## MATERIAL SHOWN

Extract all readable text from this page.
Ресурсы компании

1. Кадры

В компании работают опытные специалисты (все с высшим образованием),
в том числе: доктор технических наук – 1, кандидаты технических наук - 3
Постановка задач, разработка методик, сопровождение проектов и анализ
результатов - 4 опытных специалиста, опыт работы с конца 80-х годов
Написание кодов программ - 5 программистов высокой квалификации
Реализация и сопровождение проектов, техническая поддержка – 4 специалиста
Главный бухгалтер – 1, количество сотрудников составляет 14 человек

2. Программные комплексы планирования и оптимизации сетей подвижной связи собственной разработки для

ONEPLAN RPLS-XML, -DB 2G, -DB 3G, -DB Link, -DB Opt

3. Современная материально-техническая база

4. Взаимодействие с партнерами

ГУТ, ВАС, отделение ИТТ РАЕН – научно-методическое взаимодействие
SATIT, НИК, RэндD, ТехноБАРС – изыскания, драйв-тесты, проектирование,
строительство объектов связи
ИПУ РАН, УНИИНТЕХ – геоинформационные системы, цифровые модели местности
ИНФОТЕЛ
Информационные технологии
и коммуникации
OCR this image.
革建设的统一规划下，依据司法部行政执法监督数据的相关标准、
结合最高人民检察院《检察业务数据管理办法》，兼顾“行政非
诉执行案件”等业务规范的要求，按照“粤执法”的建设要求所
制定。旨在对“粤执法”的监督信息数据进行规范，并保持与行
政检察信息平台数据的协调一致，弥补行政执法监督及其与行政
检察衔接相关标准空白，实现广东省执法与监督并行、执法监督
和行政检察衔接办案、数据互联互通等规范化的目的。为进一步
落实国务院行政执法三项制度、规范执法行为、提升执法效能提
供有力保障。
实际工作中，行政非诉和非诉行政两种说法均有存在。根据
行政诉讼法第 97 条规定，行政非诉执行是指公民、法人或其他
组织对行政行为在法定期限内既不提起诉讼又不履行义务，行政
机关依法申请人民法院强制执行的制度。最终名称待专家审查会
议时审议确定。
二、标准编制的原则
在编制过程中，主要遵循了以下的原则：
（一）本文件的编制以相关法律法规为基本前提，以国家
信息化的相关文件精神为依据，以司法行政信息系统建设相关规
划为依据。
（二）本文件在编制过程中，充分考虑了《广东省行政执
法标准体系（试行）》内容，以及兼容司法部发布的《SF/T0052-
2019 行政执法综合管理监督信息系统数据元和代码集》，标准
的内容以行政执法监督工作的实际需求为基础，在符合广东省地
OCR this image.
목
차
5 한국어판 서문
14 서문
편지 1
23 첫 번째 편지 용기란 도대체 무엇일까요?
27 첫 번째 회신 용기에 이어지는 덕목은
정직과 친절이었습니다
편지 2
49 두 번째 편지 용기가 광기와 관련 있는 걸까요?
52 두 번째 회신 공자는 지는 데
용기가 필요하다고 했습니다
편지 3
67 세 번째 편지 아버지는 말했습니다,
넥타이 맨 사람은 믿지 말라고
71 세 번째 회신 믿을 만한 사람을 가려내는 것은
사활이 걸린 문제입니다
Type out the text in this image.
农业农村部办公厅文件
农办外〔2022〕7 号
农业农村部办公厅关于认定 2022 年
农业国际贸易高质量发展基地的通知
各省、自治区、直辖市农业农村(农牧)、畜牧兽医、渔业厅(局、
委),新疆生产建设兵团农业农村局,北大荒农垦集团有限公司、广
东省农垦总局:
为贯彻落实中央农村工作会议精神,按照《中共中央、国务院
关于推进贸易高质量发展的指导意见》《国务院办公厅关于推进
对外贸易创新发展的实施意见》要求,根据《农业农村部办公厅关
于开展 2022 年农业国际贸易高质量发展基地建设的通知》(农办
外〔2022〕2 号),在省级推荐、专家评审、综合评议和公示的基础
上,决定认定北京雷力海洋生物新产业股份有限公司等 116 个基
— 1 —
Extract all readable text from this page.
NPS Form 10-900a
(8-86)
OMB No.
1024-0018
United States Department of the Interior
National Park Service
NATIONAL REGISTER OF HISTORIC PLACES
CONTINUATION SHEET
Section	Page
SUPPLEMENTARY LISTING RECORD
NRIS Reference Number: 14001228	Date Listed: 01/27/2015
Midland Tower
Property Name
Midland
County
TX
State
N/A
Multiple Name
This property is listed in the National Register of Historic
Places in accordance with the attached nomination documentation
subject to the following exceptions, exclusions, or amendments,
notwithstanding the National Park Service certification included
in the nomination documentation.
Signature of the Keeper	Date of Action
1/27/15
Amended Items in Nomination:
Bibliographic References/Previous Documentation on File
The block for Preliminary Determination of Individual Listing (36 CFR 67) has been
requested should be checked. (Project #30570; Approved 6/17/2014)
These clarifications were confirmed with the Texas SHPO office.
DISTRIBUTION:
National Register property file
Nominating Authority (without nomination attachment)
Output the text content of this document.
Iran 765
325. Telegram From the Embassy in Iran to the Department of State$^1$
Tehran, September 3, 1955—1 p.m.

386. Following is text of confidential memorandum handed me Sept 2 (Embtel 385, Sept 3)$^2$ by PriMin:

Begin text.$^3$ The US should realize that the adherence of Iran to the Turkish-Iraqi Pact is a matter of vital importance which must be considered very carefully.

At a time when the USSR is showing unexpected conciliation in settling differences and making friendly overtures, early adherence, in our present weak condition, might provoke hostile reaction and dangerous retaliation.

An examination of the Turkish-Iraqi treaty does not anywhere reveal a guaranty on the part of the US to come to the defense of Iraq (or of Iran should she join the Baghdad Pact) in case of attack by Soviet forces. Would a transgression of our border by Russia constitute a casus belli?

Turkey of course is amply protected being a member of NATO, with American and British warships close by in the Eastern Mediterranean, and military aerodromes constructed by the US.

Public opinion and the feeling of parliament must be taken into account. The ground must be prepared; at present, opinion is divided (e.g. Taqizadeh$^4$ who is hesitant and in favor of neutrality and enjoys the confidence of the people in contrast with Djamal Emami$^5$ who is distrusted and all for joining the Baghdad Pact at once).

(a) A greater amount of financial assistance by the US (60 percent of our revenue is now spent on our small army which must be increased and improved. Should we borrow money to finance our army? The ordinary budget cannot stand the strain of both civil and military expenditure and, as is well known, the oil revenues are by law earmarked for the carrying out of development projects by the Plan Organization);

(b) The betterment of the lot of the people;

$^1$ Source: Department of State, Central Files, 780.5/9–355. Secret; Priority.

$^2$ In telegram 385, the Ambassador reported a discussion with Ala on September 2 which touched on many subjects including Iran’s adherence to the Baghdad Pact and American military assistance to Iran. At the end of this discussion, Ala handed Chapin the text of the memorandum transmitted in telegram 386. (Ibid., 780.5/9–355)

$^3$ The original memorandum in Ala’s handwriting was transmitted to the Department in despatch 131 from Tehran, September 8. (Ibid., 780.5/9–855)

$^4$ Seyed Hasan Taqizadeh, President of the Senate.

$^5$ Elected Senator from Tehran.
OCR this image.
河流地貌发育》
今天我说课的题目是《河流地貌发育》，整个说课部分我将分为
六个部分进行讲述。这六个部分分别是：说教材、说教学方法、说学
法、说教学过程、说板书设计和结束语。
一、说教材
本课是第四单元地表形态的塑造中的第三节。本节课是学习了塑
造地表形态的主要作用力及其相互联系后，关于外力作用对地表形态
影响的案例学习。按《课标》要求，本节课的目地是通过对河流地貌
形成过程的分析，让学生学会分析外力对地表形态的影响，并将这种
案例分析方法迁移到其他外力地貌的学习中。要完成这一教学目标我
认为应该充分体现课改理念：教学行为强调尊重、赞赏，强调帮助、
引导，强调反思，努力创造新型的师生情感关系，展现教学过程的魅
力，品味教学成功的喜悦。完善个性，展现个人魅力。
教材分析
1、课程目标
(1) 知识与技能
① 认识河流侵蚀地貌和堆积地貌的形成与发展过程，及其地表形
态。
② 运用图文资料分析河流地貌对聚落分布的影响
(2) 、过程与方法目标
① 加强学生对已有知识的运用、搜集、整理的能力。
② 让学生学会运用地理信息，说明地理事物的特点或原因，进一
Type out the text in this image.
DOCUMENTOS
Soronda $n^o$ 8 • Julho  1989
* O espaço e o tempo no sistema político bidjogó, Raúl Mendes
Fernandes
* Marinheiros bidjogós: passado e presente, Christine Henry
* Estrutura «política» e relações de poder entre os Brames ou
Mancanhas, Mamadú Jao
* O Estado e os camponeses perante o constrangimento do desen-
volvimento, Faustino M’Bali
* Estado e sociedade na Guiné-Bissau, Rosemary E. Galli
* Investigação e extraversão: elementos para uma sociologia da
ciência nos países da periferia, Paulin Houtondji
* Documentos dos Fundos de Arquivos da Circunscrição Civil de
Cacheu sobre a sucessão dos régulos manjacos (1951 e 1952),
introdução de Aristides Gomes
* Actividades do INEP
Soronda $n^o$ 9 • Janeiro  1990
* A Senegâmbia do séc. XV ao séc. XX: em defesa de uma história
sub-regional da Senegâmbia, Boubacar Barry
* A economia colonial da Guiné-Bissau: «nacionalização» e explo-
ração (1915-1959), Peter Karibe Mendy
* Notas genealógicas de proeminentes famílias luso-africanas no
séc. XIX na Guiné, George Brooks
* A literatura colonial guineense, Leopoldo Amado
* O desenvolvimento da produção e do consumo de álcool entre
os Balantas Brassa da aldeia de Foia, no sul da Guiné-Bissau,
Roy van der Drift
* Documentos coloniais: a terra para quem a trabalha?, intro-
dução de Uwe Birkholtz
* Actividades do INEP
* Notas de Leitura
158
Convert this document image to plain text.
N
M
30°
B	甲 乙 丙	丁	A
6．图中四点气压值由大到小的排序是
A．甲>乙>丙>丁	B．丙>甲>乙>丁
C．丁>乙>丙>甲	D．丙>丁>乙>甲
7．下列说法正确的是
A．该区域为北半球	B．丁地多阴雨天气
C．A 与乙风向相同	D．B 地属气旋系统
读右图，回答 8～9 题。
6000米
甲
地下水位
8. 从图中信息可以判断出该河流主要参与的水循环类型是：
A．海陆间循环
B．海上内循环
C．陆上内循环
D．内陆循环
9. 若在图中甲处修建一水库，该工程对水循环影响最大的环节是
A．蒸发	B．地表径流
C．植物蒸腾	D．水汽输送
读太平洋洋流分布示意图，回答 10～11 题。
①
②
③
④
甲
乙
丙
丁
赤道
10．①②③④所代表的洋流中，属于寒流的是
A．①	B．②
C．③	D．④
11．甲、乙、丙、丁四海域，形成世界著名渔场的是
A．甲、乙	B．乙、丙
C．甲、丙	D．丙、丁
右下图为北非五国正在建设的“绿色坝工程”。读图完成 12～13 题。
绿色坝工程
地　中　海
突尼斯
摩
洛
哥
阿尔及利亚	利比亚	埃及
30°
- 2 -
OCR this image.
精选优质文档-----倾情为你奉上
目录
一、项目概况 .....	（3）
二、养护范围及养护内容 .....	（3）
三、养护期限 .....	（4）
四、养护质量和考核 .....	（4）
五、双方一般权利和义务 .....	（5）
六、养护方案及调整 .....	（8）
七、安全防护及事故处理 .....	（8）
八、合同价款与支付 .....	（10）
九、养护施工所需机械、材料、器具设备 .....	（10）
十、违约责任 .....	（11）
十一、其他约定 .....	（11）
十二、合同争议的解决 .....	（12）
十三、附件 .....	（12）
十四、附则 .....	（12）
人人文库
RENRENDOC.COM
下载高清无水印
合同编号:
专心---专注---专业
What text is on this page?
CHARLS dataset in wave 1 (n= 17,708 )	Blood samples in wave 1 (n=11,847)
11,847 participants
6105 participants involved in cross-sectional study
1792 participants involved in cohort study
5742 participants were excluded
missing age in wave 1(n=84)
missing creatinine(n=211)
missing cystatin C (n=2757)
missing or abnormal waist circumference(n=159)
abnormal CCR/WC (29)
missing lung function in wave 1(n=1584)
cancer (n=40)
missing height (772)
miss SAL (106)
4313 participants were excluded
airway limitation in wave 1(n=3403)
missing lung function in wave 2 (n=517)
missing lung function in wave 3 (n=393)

## WHAT YOU WILL DO
Look through the records above and report how many lines hold the word "excluded", giving only the number.

## EXERCISE RESULT
2